- [WHAT THE TASK ASKS]:
Below are records. Count every line containing the word "ยขอนแก" and give the number alone.

Stored records
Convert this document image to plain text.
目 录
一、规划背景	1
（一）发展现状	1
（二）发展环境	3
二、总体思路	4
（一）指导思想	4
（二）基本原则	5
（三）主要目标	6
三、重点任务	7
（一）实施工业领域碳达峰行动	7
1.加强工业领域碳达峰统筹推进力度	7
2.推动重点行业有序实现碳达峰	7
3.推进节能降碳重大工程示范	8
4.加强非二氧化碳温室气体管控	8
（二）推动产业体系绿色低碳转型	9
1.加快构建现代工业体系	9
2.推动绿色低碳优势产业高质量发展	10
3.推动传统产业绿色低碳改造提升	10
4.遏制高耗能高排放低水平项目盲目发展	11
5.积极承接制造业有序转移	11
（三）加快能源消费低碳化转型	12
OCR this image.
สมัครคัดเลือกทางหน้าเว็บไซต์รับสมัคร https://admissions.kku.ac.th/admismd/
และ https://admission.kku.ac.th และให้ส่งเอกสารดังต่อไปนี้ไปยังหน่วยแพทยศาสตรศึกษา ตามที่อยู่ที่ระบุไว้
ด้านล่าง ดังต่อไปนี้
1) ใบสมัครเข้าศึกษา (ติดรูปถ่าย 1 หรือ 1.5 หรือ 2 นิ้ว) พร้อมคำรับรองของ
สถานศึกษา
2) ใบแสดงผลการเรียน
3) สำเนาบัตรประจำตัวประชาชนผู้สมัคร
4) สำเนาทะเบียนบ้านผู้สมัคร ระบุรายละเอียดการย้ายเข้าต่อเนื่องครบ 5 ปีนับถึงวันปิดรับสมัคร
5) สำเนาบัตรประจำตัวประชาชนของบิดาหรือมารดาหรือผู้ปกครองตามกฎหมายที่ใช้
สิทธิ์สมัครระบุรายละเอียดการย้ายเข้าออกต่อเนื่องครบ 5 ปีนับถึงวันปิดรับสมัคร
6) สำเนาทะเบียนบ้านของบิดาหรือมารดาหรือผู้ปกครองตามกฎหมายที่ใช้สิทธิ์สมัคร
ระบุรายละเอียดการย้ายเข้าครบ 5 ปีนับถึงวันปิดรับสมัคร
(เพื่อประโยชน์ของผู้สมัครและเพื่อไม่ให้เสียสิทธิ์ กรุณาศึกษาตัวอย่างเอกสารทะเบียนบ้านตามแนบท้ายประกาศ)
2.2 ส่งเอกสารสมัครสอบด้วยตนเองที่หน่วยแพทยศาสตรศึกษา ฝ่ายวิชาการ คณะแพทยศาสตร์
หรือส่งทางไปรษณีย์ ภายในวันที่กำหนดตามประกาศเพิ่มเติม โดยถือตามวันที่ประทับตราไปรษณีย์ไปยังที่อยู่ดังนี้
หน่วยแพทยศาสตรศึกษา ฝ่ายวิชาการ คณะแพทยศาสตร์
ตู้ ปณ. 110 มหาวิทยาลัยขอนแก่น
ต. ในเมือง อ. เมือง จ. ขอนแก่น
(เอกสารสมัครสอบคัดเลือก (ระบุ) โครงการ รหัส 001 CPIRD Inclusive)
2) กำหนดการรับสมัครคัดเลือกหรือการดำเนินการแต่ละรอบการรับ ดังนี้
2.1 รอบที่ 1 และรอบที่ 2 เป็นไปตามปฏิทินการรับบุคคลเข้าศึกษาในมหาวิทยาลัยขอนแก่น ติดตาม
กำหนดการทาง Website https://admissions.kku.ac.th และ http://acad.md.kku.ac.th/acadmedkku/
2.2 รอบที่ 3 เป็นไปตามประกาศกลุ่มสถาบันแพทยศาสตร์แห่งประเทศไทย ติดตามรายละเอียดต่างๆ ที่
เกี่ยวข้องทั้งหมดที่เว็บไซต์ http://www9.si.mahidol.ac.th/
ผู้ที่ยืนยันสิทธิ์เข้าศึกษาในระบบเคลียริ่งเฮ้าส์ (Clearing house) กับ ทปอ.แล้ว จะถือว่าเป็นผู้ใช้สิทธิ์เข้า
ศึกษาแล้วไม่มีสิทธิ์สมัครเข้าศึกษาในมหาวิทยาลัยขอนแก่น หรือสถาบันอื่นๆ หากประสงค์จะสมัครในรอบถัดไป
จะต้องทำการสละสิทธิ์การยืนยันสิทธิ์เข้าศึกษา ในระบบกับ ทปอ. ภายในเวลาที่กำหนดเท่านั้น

- [ANSWER BELOW]:
3